All the data below goes into the copy word for word, but the pictures don't.

(Transcription dataset entries)
-*-
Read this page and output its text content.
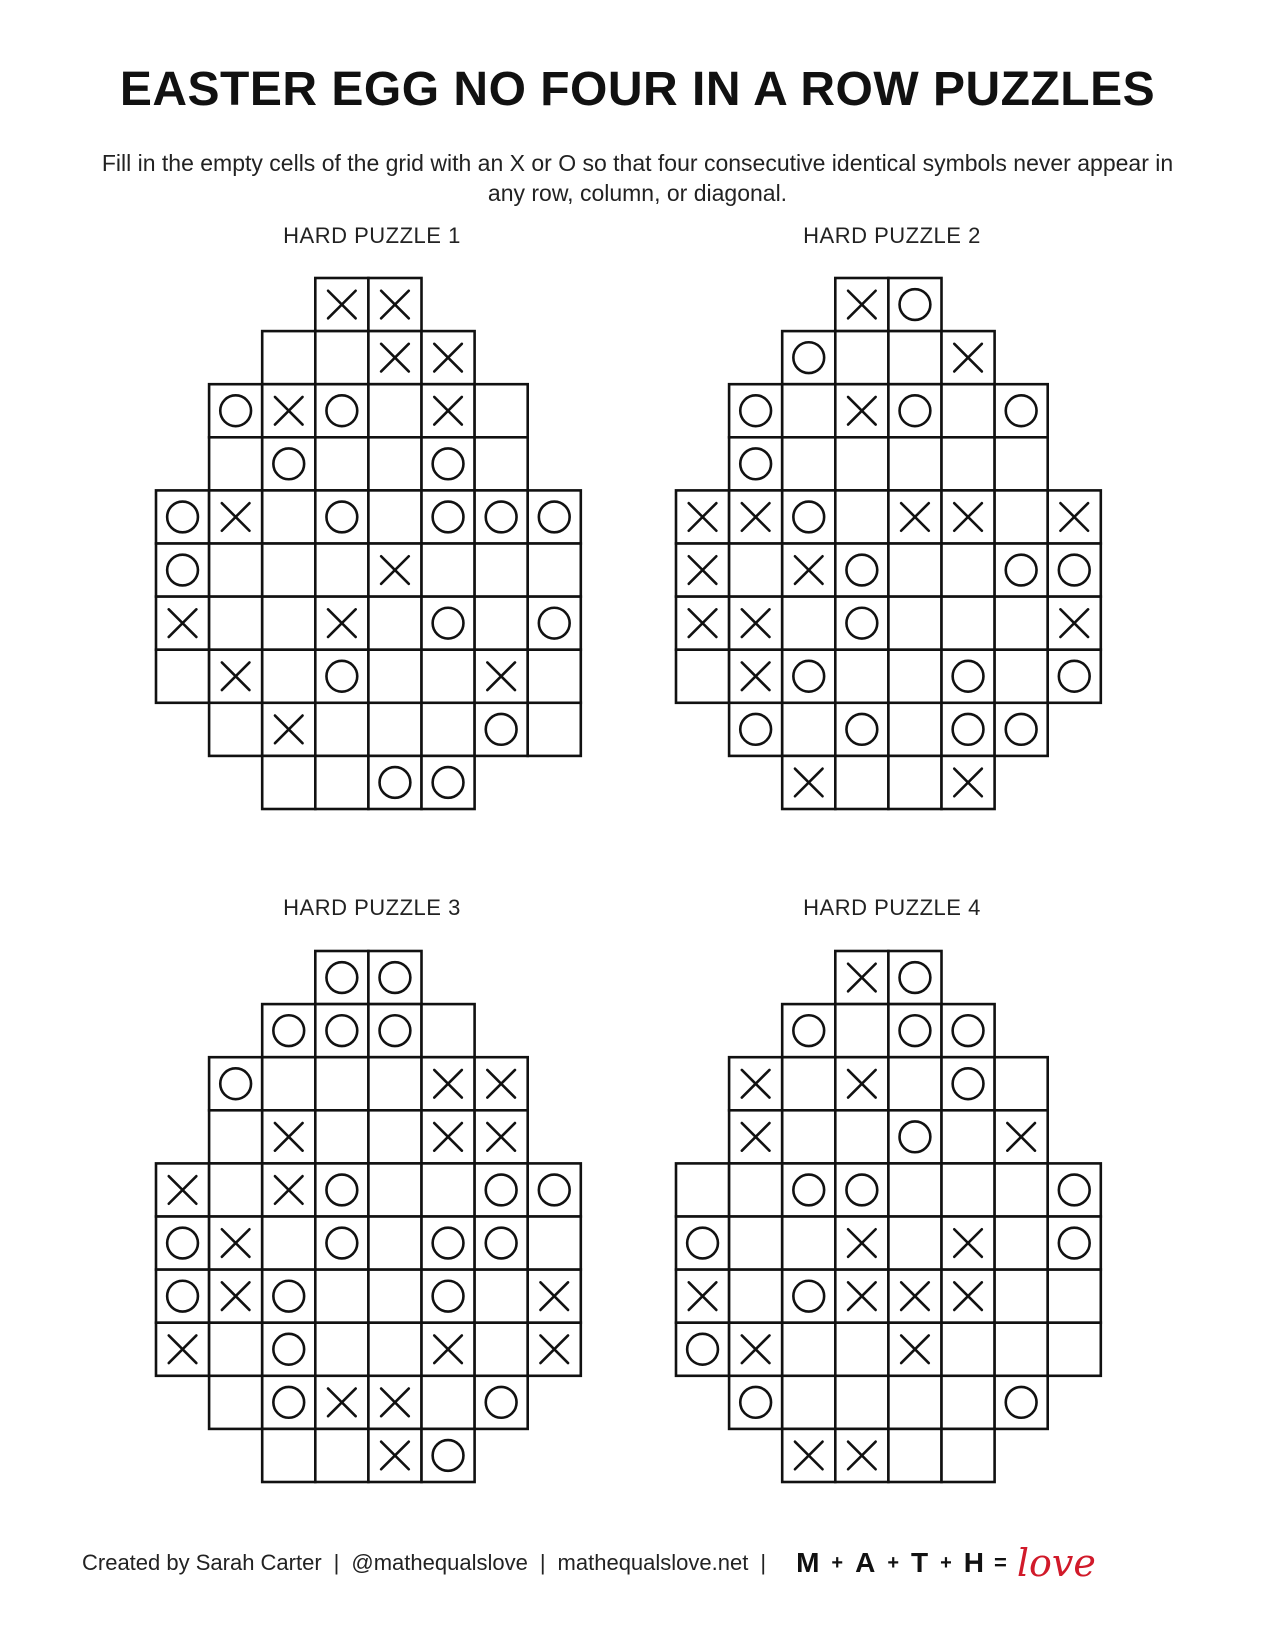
EASTER EGG NO FOUR IN A ROW PUZZLES
Fill in the empty cells of the grid with an X or O so that four consecutive identical symbols never appear in any row, column, or diagonal.
HARD PUZZLE 1	HARD PUZZLE 2
HARD PUZZLE 3	HARD PUZZLE 4
Created by Sarah Carter | @mathequalslove | mathequalslove.net | M + A + T + H = love
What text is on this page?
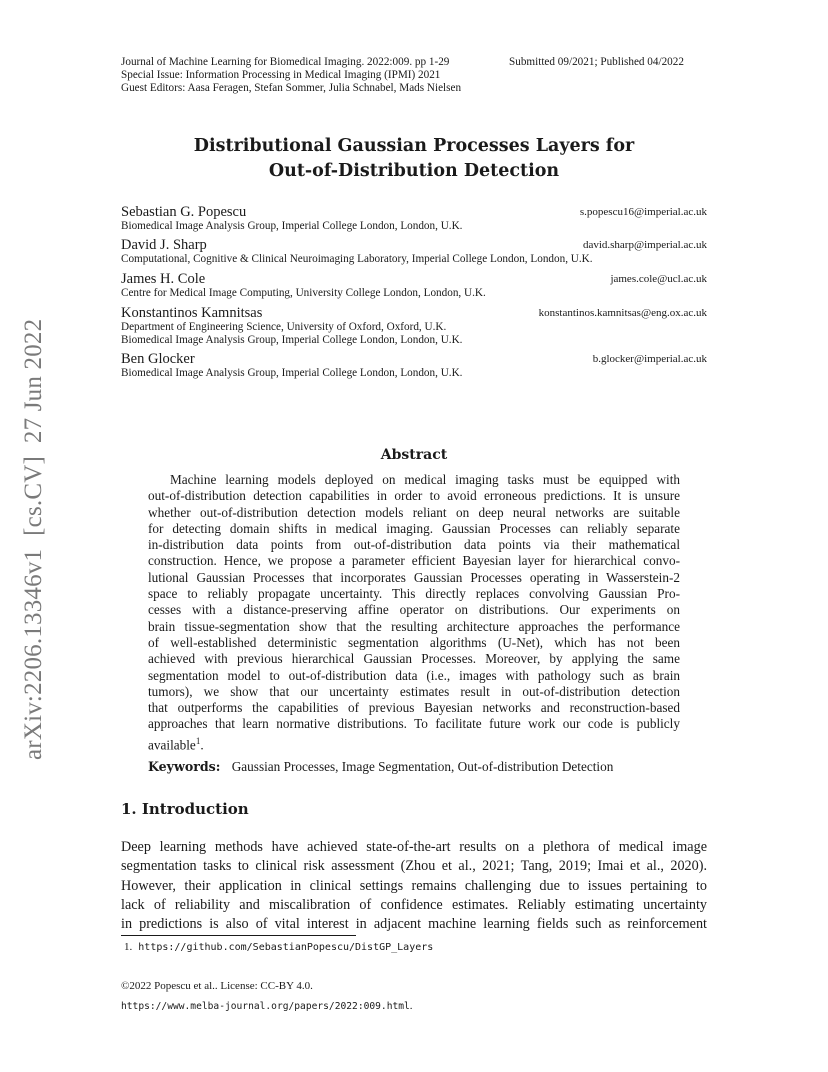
arXiv:2206.13346v1  [cs.CV]  27 Jun 2022
Journal of Machine Learning for Biomedical Imaging. 2022:009. pp 1-29	Submitted 09/2021; Published 04/2022
Special Issue: Information Processing in Medical Imaging (IPMI) 2021
Guest Editors: Aasa Feragen, Stefan Sommer, Julia Schnabel, Mads Nielsen
Distributional Gaussian Processes Layers for
Out-of-Distribution Detection
Sebastian G. Popescu	s.popescu16@imperial.ac.uk
Biomedical Image Analysis Group, Imperial College London, London, U.K.
David J. Sharp	david.sharp@imperial.ac.uk
Computational, Cognitive & Clinical Neuroimaging Laboratory, Imperial College London, London, U.K.
James H. Cole	james.cole@ucl.ac.uk
Centre for Medical Image Computing, University College London, London, U.K.
Konstantinos Kamnitsas	konstantinos.kamnitsas@eng.ox.ac.uk
Department of Engineering Science, University of Oxford, Oxford, U.K.
Biomedical Image Analysis Group, Imperial College London, London, U.K.
Ben Glocker	b.glocker@imperial.ac.uk
Biomedical Image Analysis Group, Imperial College London, London, U.K.
Abstract
Machine learning models deployed on medical imaging tasks must be equipped with
out-of-distribution detection capabilities in order to avoid erroneous predictions. It is unsure
whether out-of-distribution detection models reliant on deep neural networks are suitable
for detecting domain shifts in medical imaging. Gaussian Processes can reliably separate
in-distribution data points from out-of-distribution data points via their mathematical
construction. Hence, we propose a parameter efficient Bayesian layer for hierarchical convo-
lutional Gaussian Processes that incorporates Gaussian Processes operating in Wasserstein-2
space to reliably propagate uncertainty. This directly replaces convolving Gaussian Pro-
cesses with a distance-preserving affine operator on distributions. Our experiments on
brain tissue-segmentation show that the resulting architecture approaches the performance
of well-established deterministic segmentation algorithms (U-Net), which has not been
achieved with previous hierarchical Gaussian Processes. Moreover, by applying the same
segmentation model to out-of-distribution data (i.e., images with pathology such as brain
tumors), we show that our uncertainty estimates result in out-of-distribution detection
that outperforms the capabilities of previous Bayesian networks and reconstruction-based
approaches that learn normative distributions. To facilitate future work our code is publicly
available$^1$.
Keywords: Gaussian Processes, Image Segmentation, Out-of-distribution Detection
1. Introduction
Deep learning methods have achieved state-of-the-art results on a plethora of medical image
segmentation tasks to clinical risk assessment (Zhou et al., 2021; Tang, 2019; Imai et al., 2020).
However, their application in clinical settings remains challenging due to issues pertaining to
lack of reliability and miscalibration of confidence estimates. Reliably estimating uncertainty
in predictions is also of vital interest in adjacent machine learning fields such as reinforcement
1. https://github.com/SebastianPopescu/DistGP_Layers
©2022 Popescu et al.. License: CC-BY 4.0.
https://www.melba-journal.org/papers/2022:009.html.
-*-
» Completed task
Read this page and output its text content.
EASTER EGG NO FOUR IN A ROW PUZZLES
Fill in the empty cells of the grid with an X or O so that four consecutive identical symbols never appear in any row, column, or diagonal.
HARD PUZZLE 1	HARD PUZZLE 2
HARD PUZZLE 3	HARD PUZZLE 4
Created by Sarah Carter | @mathequalslove | mathequalslove.net | M + A + T + H = love
What text is on this page?
arXiv:2206.13346v1  [cs.CV]  27 Jun 2022
Journal of Machine Learning for Biomedical Imaging. 2022:009. pp 1-29	Submitted 09/2021; Published 04/2022
Special Issue: Information Processing in Medical Imaging (IPMI) 2021
Guest Editors: Aasa Feragen, Stefan Sommer, Julia Schnabel, Mads Nielsen
Distributional Gaussian Processes Layers for
Out-of-Distribution Detection
Sebastian G. Popescu	s.popescu16@imperial.ac.uk
Biomedical Image Analysis Group, Imperial College London, London, U.K.
David J. Sharp	david.sharp@imperial.ac.uk
Computational, Cognitive & Clinical Neuroimaging Laboratory, Imperial College London, London, U.K.
James H. Cole	james.cole@ucl.ac.uk
Centre for Medical Image Computing, University College London, London, U.K.
Konstantinos Kamnitsas	konstantinos.kamnitsas@eng.ox.ac.uk
Department of Engineering Science, University of Oxford, Oxford, U.K.
Biomedical Image Analysis Group, Imperial College London, London, U.K.
Ben Glocker	b.glocker@imperial.ac.uk
Biomedical Image Analysis Group, Imperial College London, London, U.K.
Abstract
Machine learning models deployed on medical imaging tasks must be equipped with
out-of-distribution detection capabilities in order to avoid erroneous predictions. It is unsure
whether out-of-distribution detection models reliant on deep neural networks are suitable
for detecting domain shifts in medical imaging. Gaussian Processes can reliably separate
in-distribution data points from out-of-distribution data points via their mathematical
construction. Hence, we propose a parameter efficient Bayesian layer for hierarchical convo-
lutional Gaussian Processes that incorporates Gaussian Processes operating in Wasserstein-2
space to reliably propagate uncertainty. This directly replaces convolving Gaussian Pro-
cesses with a distance-preserving affine operator on distributions. Our experiments on
brain tissue-segmentation show that the resulting architecture approaches the performance
of well-established deterministic segmentation algorithms (U-Net), which has not been
achieved with previous hierarchical Gaussian Processes. Moreover, by applying the same
segmentation model to out-of-distribution data (i.e., images with pathology such as brain
tumors), we show that our uncertainty estimates result in out-of-distribution detection
that outperforms the capabilities of previous Bayesian networks and reconstruction-based
approaches that learn normative distributions. To facilitate future work our code is publicly
available$^1$.
Keywords: Gaussian Processes, Image Segmentation, Out-of-distribution Detection
1. Introduction
Deep learning methods have achieved state-of-the-art results on a plethora of medical image
segmentation tasks to clinical risk assessment (Zhou et al., 2021; Tang, 2019; Imai et al., 2020).
However, their application in clinical settings remains challenging due to issues pertaining to
lack of reliability and miscalibration of confidence estimates. Reliably estimating uncertainty
in predictions is also of vital interest in adjacent machine learning fields such as reinforcement
1. https://github.com/SebastianPopescu/DistGP_Layers
©2022 Popescu et al.. License: CC-BY 4.0.
https://www.melba-journal.org/papers/2022:009.html.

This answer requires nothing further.